EXERCISE INSTRUCTIONS
Without the images, write out all of the following entries exactly.

DATA ENTRIES
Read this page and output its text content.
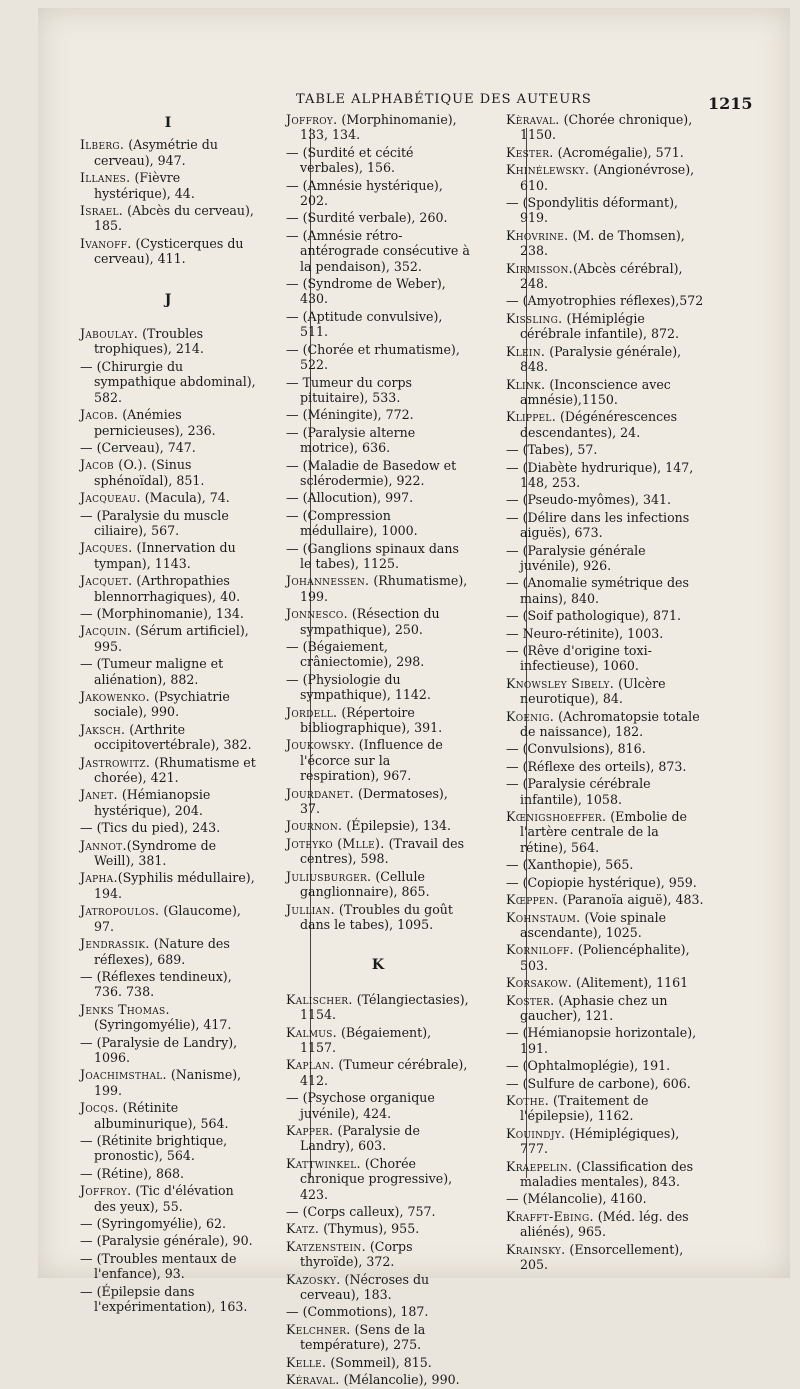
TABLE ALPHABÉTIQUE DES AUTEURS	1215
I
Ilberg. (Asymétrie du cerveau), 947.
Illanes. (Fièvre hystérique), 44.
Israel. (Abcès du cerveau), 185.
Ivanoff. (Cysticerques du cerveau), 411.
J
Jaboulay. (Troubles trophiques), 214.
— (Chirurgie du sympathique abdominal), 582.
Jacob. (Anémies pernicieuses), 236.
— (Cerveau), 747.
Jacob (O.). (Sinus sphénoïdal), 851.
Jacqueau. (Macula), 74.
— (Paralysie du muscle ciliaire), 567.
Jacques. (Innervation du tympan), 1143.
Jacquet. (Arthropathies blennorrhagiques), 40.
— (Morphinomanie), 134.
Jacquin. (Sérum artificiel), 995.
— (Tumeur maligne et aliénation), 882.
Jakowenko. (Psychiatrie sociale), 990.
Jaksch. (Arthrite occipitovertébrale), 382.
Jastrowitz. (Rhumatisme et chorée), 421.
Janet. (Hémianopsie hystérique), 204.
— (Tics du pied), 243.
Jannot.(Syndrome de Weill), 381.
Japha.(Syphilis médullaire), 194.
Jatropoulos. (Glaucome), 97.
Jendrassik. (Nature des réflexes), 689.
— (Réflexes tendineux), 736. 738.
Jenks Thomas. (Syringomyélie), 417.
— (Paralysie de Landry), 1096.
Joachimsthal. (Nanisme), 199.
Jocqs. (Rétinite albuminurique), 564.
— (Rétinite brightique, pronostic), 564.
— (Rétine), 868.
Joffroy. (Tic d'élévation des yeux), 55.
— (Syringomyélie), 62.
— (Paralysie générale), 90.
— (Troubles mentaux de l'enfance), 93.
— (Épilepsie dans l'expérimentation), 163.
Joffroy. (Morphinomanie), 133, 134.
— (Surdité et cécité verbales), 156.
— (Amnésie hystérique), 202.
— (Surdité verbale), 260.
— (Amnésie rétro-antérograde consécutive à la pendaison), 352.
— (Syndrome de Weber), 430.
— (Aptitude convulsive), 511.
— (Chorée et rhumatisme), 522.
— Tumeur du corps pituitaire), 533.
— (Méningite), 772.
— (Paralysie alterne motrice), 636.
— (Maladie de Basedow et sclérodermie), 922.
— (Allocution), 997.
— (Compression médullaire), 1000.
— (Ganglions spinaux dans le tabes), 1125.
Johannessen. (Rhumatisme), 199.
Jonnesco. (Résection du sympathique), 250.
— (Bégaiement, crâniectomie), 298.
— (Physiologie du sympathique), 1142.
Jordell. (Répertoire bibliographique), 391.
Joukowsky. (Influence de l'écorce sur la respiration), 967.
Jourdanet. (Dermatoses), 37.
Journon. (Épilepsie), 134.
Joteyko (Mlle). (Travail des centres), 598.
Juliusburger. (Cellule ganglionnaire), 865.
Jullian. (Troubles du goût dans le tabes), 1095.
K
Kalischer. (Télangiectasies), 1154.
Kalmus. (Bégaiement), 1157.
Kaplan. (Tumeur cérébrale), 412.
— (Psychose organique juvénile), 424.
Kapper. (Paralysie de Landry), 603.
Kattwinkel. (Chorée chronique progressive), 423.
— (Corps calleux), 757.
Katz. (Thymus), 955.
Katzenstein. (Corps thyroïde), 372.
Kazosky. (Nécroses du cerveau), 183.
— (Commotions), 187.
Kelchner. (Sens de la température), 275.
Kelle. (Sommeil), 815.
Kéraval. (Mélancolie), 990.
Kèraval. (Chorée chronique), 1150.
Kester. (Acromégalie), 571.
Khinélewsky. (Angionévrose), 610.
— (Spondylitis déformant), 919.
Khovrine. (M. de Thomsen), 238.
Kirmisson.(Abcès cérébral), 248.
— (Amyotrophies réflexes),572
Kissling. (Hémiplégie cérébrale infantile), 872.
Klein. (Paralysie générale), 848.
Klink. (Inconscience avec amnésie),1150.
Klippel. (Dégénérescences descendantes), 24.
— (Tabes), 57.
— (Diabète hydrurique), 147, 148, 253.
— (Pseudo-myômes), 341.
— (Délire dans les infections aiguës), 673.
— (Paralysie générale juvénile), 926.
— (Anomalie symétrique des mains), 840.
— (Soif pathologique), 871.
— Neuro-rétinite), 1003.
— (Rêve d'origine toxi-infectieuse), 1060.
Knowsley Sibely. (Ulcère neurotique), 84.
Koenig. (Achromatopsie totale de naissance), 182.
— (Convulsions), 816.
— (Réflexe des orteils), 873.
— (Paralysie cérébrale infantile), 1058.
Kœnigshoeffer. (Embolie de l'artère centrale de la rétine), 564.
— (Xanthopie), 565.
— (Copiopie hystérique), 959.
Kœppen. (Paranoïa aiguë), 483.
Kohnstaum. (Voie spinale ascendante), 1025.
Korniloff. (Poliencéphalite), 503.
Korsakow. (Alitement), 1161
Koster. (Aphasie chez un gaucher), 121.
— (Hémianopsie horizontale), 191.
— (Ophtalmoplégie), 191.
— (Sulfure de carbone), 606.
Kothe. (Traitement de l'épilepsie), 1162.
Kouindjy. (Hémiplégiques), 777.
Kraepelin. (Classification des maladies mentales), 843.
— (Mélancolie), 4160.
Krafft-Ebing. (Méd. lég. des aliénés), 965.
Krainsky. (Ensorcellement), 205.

FULL ANSWER
Read this page and output its text content.
TABLE ALPHABÉTIQUE DES AUTEURS	1215
I
Ilberg. (Asymétrie du cerveau), 947.
Illanes. (Fièvre hystérique), 44.
Israel. (Abcès du cerveau), 185.
Ivanoff. (Cysticerques du cerveau), 411.
J
Jaboulay. (Troubles trophiques), 214.
— (Chirurgie du sympathique abdominal), 582.
Jacob. (Anémies pernicieuses), 236.
— (Cerveau), 747.
Jacob (O.). (Sinus sphénoïdal), 851.
Jacqueau. (Macula), 74.
— (Paralysie du muscle ciliaire), 567.
Jacques. (Innervation du tympan), 1143.
Jacquet. (Arthropathies blennorrhagiques), 40.
— (Morphinomanie), 134.
Jacquin. (Sérum artificiel), 995.
— (Tumeur maligne et aliénation), 882.
Jakowenko. (Psychiatrie sociale), 990.
Jaksch. (Arthrite occipitovertébrale), 382.
Jastrowitz. (Rhumatisme et chorée), 421.
Janet. (Hémianopsie hystérique), 204.
— (Tics du pied), 243.
Jannot.(Syndrome de Weill), 381.
Japha.(Syphilis médullaire), 194.
Jatropoulos. (Glaucome), 97.
Jendrassik. (Nature des réflexes), 689.
— (Réflexes tendineux), 736. 738.
Jenks Thomas. (Syringomyélie), 417.
— (Paralysie de Landry), 1096.
Joachimsthal. (Nanisme), 199.
Jocqs. (Rétinite albuminurique), 564.
— (Rétinite brightique, pronostic), 564.
— (Rétine), 868.
Joffroy. (Tic d'élévation des yeux), 55.
— (Syringomyélie), 62.
— (Paralysie générale), 90.
— (Troubles mentaux de l'enfance), 93.
— (Épilepsie dans l'expérimentation), 163.
Joffroy. (Morphinomanie), 133, 134.
— (Surdité et cécité verbales), 156.
— (Amnésie hystérique), 202.
— (Surdité verbale), 260.
— (Amnésie rétro-antérograde consécutive à la pendaison), 352.
— (Syndrome de Weber), 430.
— (Aptitude convulsive), 511.
— (Chorée et rhumatisme), 522.
— Tumeur du corps pituitaire), 533.
— (Méningite), 772.
— (Paralysie alterne motrice), 636.
— (Maladie de Basedow et sclérodermie), 922.
— (Allocution), 997.
— (Compression médullaire), 1000.
— (Ganglions spinaux dans le tabes), 1125.
Johannessen. (Rhumatisme), 199.
Jonnesco. (Résection du sympathique), 250.
— (Bégaiement, crâniectomie), 298.
— (Physiologie du sympathique), 1142.
Jordell. (Répertoire bibliographique), 391.
Joukowsky. (Influence de l'écorce sur la respiration), 967.
Jourdanet. (Dermatoses), 37.
Journon. (Épilepsie), 134.
Joteyko (Mlle). (Travail des centres), 598.
Juliusburger. (Cellule ganglionnaire), 865.
Jullian. (Troubles du goût dans le tabes), 1095.
K
Kalischer. (Télangiectasies), 1154.
Kalmus. (Bégaiement), 1157.
Kaplan. (Tumeur cérébrale), 412.
— (Psychose organique juvénile), 424.
Kapper. (Paralysie de Landry), 603.
Kattwinkel. (Chorée chronique progressive), 423.
— (Corps calleux), 757.
Katz. (Thymus), 955.
Katzenstein. (Corps thyroïde), 372.
Kazosky. (Nécroses du cerveau), 183.
— (Commotions), 187.
Kelchner. (Sens de la température), 275.
Kelle. (Sommeil), 815.
Kéraval. (Mélancolie), 990.
Kèraval. (Chorée chronique), 1150.
Kester. (Acromégalie), 571.
Khinélewsky. (Angionévrose), 610.
— (Spondylitis déformant), 919.
Khovrine. (M. de Thomsen), 238.
Kirmisson.(Abcès cérébral), 248.
— (Amyotrophies réflexes),572
Kissling. (Hémiplégie cérébrale infantile), 872.
Klein. (Paralysie générale), 848.
Klink. (Inconscience avec amnésie),1150.
Klippel. (Dégénérescences descendantes), 24.
— (Tabes), 57.
— (Diabète hydrurique), 147, 148, 253.
— (Pseudo-myômes), 341.
— (Délire dans les infections aiguës), 673.
— (Paralysie générale juvénile), 926.
— (Anomalie symétrique des mains), 840.
— (Soif pathologique), 871.
— Neuro-rétinite), 1003.
— (Rêve d'origine toxi-infectieuse), 1060.
Knowsley Sibely. (Ulcère neurotique), 84.
Koenig. (Achromatopsie totale de naissance), 182.
— (Convulsions), 816.
— (Réflexe des orteils), 873.
— (Paralysie cérébrale infantile), 1058.
Kœnigshoeffer. (Embolie de l'artère centrale de la rétine), 564.
— (Xanthopie), 565.
— (Copiopie hystérique), 959.
Kœppen. (Paranoïa aiguë), 483.
Kohnstaum. (Voie spinale ascendante), 1025.
Korniloff. (Poliencéphalite), 503.
Korsakow. (Alitement), 1161
Koster. (Aphasie chez un gaucher), 121.
— (Hémianopsie horizontale), 191.
— (Ophtalmoplégie), 191.
— (Sulfure de carbone), 606.
Kothe. (Traitement de l'épilepsie), 1162.
Kouindjy. (Hémiplégiques), 777.
Kraepelin. (Classification des maladies mentales), 843.
— (Mélancolie), 4160.
Krafft-Ebing. (Méd. lég. des aliénés), 965.
Krainsky. (Ensorcellement), 205.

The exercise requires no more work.